**TASK BRIEF:** Would you transcribe all of the data exactly, down to the last character?

++++ EXCERPTED RECORDS ++++

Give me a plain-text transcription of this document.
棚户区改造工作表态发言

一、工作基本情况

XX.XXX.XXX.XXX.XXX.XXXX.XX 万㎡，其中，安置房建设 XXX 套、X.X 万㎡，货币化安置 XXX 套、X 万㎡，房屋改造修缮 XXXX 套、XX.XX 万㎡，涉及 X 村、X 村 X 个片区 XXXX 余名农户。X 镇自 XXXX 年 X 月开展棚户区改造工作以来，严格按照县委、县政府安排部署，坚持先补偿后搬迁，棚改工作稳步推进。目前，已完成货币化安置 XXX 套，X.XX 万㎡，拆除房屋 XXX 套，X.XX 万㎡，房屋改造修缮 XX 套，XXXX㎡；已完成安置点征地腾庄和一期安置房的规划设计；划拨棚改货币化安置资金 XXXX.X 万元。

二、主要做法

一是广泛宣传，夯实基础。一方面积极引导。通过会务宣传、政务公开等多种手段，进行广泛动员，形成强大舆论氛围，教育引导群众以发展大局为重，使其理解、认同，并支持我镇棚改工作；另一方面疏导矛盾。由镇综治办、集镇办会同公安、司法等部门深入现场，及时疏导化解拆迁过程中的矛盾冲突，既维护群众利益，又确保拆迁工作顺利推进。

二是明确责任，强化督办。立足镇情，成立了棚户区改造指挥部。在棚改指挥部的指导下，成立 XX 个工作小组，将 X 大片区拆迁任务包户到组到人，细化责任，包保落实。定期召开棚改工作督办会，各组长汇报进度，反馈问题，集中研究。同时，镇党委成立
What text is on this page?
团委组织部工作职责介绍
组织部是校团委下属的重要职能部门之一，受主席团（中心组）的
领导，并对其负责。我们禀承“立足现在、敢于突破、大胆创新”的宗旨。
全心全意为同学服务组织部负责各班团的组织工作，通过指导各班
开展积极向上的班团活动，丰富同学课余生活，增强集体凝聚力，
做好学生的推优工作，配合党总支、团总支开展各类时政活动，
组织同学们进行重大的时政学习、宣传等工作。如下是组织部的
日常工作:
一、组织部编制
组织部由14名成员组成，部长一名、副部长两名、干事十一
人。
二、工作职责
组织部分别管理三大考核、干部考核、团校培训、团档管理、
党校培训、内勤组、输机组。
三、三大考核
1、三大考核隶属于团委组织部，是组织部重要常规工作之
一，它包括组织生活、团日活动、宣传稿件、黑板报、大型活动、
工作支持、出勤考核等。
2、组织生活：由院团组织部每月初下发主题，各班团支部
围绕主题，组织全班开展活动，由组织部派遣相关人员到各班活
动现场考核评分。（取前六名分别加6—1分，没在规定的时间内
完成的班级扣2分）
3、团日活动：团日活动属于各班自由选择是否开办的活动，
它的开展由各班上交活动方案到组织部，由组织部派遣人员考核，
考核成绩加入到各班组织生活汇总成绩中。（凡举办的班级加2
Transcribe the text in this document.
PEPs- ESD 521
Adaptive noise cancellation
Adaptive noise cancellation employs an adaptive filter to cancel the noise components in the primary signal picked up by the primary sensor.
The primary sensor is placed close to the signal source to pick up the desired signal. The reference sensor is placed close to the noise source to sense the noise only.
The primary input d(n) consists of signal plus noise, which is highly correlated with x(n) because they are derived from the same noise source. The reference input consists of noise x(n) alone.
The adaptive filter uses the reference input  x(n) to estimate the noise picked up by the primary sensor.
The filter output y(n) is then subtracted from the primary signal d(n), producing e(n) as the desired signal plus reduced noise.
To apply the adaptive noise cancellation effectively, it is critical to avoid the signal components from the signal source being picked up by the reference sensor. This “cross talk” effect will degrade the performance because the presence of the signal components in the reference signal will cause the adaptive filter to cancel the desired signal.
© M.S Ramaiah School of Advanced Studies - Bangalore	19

++++

**FINISHED ANSWER:**
Give me a plain-text transcription of this document.
棚户区改造工作表态发言

一、工作基本情况

XX.XXX.XXX.XXX.XXX.XXXX.XX 万㎡，其中，安置房建设 XXX 套、X.X 万㎡，货币化安置 XXX 套、X 万㎡，房屋改造修缮 XXXX 套、XX.XX 万㎡，涉及 X 村、X 村 X 个片区 XXXX 余名农户。X 镇自 XXXX 年 X 月开展棚户区改造工作以来，严格按照县委、县政府安排部署，坚持先补偿后搬迁，棚改工作稳步推进。目前，已完成货币化安置 XXX 套，X.XX 万㎡，拆除房屋 XXX 套，X.XX 万㎡，房屋改造修缮 XX 套，XXXX㎡；已完成安置点征地腾庄和一期安置房的规划设计；划拨棚改货币化安置资金 XXXX.X 万元。

二、主要做法

一是广泛宣传，夯实基础。一方面积极引导。通过会务宣传、政务公开等多种手段，进行广泛动员，形成强大舆论氛围，教育引导群众以发展大局为重，使其理解、认同，并支持我镇棚改工作；另一方面疏导矛盾。由镇综治办、集镇办会同公安、司法等部门深入现场，及时疏导化解拆迁过程中的矛盾冲突，既维护群众利益，又确保拆迁工作顺利推进。

二是明确责任，强化督办。立足镇情，成立了棚户区改造指挥部。在棚改指挥部的指导下，成立 XX 个工作小组，将 X 大片区拆迁任务包户到组到人，细化责任，包保落实。定期召开棚改工作督办会，各组长汇报进度，反馈问题，集中研究。同时，镇党委成立
What text is on this page?
团委组织部工作职责介绍
组织部是校团委下属的重要职能部门之一，受主席团（中心组）的
领导，并对其负责。我们禀承“立足现在、敢于突破、大胆创新”的宗旨。
全心全意为同学服务组织部负责各班团的组织工作，通过指导各班
开展积极向上的班团活动，丰富同学课余生活，增强集体凝聚力，
做好学生的推优工作，配合党总支、团总支开展各类时政活动，
组织同学们进行重大的时政学习、宣传等工作。如下是组织部的
日常工作:
一、组织部编制
组织部由14名成员组成，部长一名、副部长两名、干事十一
人。
二、工作职责
组织部分别管理三大考核、干部考核、团校培训、团档管理、
党校培训、内勤组、输机组。
三、三大考核
1、三大考核隶属于团委组织部，是组织部重要常规工作之
一，它包括组织生活、团日活动、宣传稿件、黑板报、大型活动、
工作支持、出勤考核等。
2、组织生活：由院团组织部每月初下发主题，各班团支部
围绕主题，组织全班开展活动，由组织部派遣相关人员到各班活
动现场考核评分。（取前六名分别加6—1分，没在规定的时间内
完成的班级扣2分）
3、团日活动：团日活动属于各班自由选择是否开办的活动，
它的开展由各班上交活动方案到组织部，由组织部派遣人员考核，
考核成绩加入到各班组织生活汇总成绩中。（凡举办的班级加2
Transcribe the text in this document.
PEPs- ESD 521
Adaptive noise cancellation
Adaptive noise cancellation employs an adaptive filter to cancel the noise components in the primary signal picked up by the primary sensor.
The primary sensor is placed close to the signal source to pick up the desired signal. The reference sensor is placed close to the noise source to sense the noise only.
The primary input d(n) consists of signal plus noise, which is highly correlated with x(n) because they are derived from the same noise source. The reference input consists of noise x(n) alone.
The adaptive filter uses the reference input  x(n) to estimate the noise picked up by the primary sensor.
The filter output y(n) is then subtracted from the primary signal d(n), producing e(n) as the desired signal plus reduced noise.
To apply the adaptive noise cancellation effectively, it is critical to avoid the signal components from the signal source being picked up by the reference sensor. This “cross talk” effect will degrade the performance because the presence of the signal components in the reference signal will cause the adaptive filter to cancel the desired signal.
© M.S Ramaiah School of Advanced Studies - Bangalore	19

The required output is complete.